Repeat each line of the material exactly.

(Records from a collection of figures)
=======

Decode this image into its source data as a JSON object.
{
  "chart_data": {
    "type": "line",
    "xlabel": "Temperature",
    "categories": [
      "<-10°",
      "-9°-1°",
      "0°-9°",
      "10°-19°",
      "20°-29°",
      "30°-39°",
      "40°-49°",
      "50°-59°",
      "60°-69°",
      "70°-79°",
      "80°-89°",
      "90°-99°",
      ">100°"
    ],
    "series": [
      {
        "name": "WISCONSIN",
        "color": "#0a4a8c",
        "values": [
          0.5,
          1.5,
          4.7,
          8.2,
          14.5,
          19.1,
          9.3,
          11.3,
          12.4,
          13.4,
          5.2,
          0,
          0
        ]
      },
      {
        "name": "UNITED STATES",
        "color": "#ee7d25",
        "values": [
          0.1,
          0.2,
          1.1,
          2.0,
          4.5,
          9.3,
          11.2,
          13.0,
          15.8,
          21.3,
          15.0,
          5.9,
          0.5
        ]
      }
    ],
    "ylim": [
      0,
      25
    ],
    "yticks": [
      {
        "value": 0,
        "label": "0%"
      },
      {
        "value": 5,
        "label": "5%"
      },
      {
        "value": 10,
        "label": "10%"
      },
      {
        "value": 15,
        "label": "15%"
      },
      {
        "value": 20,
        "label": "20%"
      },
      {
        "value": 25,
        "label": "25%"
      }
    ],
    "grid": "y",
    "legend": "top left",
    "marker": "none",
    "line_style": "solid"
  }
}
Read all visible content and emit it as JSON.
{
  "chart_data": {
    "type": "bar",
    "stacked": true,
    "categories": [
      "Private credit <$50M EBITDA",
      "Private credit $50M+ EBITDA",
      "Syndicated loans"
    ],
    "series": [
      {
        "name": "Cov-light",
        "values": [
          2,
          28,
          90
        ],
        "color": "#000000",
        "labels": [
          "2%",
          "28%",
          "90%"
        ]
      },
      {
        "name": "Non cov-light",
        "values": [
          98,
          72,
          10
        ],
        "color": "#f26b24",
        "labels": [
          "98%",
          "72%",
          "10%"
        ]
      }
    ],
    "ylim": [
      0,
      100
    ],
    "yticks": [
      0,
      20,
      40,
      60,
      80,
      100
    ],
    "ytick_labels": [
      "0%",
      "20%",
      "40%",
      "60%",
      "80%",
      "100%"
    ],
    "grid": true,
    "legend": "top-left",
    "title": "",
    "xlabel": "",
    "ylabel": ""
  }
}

=======

_The result_.
Decode this image into its source data as a JSON object.
{
  "chart_data": {
    "type": "line",
    "xlabel": "Temperature",
    "categories": [
      "<-10°",
      "-9°-1°",
      "0°-9°",
      "10°-19°",
      "20°-29°",
      "30°-39°",
      "40°-49°",
      "50°-59°",
      "60°-69°",
      "70°-79°",
      "80°-89°",
      "90°-99°",
      ">100°"
    ],
    "series": [
      {
        "name": "WISCONSIN",
        "color": "#0a4a8c",
        "values": [
          0.5,
          1.5,
          4.7,
          8.2,
          14.5,
          19.1,
          9.3,
          11.3,
          12.4,
          13.4,
          5.2,
          0,
          0
        ]
      },
      {
        "name": "UNITED STATES",
        "color": "#ee7d25",
        "values": [
          0.1,
          0.2,
          1.1,
          2.0,
          4.5,
          9.3,
          11.2,
          13.0,
          15.8,
          21.3,
          15.0,
          5.9,
          0.5
        ]
      }
    ],
    "ylim": [
      0,
      25
    ],
    "yticks": [
      {
        "value": 0,
        "label": "0%"
      },
      {
        "value": 5,
        "label": "5%"
      },
      {
        "value": 10,
        "label": "10%"
      },
      {
        "value": 15,
        "label": "15%"
      },
      {
        "value": 20,
        "label": "20%"
      },
      {
        "value": 25,
        "label": "25%"
      }
    ],
    "grid": "y",
    "legend": "top left",
    "marker": "none",
    "line_style": "solid"
  }
}
Read all visible content and emit it as JSON.
{
  "chart_data": {
    "type": "bar",
    "stacked": true,
    "categories": [
      "Private credit <$50M EBITDA",
      "Private credit $50M+ EBITDA",
      "Syndicated loans"
    ],
    "series": [
      {
        "name": "Cov-light",
        "values": [
          2,
          28,
          90
        ],
        "color": "#000000",
        "labels": [
          "2%",
          "28%",
          "90%"
        ]
      },
      {
        "name": "Non cov-light",
        "values": [
          98,
          72,
          10
        ],
        "color": "#f26b24",
        "labels": [
          "98%",
          "72%",
          "10%"
        ]
      }
    ],
    "ylim": [
      0,
      100
    ],
    "yticks": [
      0,
      20,
      40,
      60,
      80,
      100
    ],
    "ytick_labels": [
      "0%",
      "20%",
      "40%",
      "60%",
      "80%",
      "100%"
    ],
    "grid": true,
    "legend": "top-left",
    "title": "",
    "xlabel": "",
    "ylabel": ""
  }
}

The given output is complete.